(Listings of elements and regions)
# # # #

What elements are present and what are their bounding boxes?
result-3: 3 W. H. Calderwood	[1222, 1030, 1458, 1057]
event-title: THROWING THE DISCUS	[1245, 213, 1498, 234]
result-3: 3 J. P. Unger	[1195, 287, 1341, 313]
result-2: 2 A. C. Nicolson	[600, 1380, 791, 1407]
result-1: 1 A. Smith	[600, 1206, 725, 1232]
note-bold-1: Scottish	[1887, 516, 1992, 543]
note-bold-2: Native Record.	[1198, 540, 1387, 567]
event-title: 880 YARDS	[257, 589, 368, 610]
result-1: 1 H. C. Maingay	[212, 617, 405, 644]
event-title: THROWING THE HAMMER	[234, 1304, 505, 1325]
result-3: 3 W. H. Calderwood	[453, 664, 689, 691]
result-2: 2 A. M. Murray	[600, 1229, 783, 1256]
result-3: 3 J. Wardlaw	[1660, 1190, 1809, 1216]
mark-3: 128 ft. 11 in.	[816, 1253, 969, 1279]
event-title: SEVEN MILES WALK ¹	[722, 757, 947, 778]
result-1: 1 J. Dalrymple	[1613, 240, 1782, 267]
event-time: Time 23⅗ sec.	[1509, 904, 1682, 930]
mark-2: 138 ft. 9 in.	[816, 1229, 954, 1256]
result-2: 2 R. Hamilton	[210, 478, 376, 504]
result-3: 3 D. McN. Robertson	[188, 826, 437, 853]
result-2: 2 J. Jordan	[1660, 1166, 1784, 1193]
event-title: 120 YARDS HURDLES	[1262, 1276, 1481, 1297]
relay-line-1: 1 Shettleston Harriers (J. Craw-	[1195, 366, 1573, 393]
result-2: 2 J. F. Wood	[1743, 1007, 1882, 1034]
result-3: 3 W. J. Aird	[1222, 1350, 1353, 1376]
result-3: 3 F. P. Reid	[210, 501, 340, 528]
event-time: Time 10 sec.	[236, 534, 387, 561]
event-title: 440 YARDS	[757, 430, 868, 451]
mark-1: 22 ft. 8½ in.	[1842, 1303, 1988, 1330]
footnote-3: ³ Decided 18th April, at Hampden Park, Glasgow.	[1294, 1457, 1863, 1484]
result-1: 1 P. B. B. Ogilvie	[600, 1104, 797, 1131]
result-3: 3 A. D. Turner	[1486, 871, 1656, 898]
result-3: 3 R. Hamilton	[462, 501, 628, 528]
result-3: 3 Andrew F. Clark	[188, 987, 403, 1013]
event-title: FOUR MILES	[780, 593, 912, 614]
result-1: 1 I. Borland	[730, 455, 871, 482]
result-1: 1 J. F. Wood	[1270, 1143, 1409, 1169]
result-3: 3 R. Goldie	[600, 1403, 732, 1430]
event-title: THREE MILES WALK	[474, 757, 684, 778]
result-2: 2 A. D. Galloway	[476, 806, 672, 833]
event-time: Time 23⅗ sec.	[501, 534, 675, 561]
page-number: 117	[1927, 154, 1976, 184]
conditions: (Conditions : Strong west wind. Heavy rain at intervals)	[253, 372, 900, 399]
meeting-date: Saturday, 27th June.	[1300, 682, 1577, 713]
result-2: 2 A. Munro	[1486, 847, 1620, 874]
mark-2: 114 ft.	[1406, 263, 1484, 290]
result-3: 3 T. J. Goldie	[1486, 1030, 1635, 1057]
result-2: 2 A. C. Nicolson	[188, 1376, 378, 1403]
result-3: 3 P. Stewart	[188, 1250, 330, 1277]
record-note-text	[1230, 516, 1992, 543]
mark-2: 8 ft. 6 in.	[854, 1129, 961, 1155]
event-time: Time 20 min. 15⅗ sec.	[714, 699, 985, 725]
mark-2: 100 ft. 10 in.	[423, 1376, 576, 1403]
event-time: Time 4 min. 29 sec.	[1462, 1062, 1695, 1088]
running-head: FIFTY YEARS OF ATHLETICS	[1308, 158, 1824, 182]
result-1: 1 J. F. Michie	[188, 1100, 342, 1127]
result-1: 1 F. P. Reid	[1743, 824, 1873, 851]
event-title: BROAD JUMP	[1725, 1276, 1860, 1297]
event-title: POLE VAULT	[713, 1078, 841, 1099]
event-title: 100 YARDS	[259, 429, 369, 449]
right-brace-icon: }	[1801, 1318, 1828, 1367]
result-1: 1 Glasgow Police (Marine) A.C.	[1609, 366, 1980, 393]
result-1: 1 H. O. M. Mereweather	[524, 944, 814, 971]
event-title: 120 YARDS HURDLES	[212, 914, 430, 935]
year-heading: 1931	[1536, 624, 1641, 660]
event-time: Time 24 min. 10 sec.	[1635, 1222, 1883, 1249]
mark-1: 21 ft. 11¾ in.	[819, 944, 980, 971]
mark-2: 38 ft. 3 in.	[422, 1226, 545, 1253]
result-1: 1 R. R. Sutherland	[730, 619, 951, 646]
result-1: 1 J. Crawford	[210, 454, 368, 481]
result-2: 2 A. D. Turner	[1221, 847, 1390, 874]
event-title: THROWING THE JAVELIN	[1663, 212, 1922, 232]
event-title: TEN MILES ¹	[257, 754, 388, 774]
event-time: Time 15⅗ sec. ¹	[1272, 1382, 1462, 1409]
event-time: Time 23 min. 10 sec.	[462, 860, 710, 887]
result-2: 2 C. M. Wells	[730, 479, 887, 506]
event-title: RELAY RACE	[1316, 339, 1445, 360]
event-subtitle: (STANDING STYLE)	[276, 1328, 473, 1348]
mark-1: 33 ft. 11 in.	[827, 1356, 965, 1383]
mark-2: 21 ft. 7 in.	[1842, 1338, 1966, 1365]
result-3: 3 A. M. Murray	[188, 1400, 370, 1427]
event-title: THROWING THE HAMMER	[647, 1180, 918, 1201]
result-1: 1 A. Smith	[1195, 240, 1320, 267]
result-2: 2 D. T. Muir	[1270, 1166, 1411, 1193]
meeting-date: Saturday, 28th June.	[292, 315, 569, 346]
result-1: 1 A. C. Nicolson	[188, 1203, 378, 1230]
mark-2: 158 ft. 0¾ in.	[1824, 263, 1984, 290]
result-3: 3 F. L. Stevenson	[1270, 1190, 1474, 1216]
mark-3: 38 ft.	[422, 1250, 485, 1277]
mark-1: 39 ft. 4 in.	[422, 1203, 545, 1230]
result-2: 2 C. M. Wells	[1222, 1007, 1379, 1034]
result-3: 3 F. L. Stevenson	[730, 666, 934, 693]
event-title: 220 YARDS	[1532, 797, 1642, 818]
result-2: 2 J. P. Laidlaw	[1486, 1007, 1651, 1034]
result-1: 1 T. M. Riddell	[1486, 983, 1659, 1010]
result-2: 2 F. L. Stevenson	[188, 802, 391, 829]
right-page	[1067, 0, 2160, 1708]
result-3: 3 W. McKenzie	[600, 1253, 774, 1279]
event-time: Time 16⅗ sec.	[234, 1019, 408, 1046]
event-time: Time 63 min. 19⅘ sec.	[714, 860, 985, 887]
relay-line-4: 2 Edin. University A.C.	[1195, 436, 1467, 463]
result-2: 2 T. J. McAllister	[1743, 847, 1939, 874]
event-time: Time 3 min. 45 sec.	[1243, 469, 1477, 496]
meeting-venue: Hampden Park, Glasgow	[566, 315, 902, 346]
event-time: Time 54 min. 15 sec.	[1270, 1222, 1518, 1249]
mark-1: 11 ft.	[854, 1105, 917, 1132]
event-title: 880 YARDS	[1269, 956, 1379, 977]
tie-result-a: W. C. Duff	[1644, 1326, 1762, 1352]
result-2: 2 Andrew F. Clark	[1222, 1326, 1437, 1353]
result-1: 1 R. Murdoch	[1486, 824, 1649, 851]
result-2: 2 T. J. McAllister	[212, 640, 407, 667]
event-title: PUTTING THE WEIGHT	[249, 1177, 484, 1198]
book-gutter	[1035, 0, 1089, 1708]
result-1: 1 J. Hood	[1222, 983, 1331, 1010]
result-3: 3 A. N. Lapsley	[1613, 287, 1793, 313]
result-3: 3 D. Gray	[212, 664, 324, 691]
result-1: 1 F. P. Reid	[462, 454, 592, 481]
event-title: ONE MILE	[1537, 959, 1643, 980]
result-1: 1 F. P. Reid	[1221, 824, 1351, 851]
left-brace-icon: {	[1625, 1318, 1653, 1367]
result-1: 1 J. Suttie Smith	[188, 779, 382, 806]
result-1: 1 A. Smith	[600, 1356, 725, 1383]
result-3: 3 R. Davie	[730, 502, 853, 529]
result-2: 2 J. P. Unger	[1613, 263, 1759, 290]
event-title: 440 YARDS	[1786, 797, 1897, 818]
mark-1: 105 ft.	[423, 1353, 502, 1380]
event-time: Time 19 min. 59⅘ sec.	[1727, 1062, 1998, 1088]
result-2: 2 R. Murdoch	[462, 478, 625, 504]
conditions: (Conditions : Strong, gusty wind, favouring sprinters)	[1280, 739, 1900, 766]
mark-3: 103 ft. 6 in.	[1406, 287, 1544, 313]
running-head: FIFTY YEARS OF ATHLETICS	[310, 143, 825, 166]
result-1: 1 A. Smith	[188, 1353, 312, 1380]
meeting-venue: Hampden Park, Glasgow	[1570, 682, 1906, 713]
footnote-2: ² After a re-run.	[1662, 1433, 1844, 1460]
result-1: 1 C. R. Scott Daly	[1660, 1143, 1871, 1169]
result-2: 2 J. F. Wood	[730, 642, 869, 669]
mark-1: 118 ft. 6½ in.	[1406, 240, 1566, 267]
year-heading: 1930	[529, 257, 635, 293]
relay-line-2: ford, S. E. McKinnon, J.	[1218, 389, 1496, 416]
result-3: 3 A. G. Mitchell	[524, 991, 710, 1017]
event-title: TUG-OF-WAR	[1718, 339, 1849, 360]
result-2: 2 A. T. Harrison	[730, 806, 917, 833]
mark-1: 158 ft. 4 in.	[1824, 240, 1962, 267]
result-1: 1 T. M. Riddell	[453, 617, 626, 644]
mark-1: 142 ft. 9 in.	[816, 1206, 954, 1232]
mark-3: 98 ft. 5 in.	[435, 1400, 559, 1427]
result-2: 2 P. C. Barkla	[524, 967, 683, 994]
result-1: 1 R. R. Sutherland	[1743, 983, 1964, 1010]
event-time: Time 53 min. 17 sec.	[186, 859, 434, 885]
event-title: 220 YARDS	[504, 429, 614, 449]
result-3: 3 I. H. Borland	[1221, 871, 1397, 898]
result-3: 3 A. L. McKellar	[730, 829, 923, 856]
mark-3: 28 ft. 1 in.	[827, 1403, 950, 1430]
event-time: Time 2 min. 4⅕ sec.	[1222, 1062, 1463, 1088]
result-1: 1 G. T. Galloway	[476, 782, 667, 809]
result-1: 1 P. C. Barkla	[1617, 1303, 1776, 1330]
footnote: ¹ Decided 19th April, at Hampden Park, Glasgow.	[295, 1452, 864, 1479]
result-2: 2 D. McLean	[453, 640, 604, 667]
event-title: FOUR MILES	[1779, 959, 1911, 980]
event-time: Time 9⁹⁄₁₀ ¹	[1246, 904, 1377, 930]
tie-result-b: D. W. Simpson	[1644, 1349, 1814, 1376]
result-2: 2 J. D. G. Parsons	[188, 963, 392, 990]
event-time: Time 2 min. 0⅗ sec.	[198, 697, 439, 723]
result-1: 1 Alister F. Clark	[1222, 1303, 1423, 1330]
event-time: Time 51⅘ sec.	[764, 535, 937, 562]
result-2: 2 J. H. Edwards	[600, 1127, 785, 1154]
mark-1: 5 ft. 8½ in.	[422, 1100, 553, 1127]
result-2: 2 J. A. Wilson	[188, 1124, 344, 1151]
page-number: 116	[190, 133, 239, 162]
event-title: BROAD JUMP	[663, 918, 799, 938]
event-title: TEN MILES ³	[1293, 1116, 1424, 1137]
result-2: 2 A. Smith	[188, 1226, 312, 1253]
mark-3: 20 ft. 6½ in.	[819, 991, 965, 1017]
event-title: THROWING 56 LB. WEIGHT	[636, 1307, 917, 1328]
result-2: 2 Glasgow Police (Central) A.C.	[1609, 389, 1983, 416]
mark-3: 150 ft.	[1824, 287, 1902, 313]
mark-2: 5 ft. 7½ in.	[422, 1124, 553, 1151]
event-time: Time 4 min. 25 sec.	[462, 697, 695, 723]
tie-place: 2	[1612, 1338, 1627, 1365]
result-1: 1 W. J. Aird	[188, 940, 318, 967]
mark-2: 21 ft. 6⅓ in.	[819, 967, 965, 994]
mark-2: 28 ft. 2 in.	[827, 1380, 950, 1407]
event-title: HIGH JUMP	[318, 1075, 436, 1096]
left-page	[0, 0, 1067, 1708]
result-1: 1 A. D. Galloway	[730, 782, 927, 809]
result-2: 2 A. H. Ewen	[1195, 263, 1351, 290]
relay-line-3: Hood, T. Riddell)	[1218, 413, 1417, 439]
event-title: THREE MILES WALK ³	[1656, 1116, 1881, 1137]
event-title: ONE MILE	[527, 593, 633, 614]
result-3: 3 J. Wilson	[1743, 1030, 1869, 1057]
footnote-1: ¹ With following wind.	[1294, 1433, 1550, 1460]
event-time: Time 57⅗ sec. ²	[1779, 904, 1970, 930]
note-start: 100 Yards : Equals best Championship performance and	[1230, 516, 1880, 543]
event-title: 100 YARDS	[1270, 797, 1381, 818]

# # # #

* _Prompt_: Please reproduce the records above from their first line through the line containing "result-3: 3 J. P.", keeping both ends and every line in between unchanged.

* _In response_:
What elements are present and what are their bounding boxes?
result-3: 3 W. H. Calderwood	[1222, 1030, 1458, 1057]
event-title: THROWING THE DISCUS	[1245, 213, 1498, 234]
result-3: 3 J. P. Unger	[1195, 287, 1341, 313]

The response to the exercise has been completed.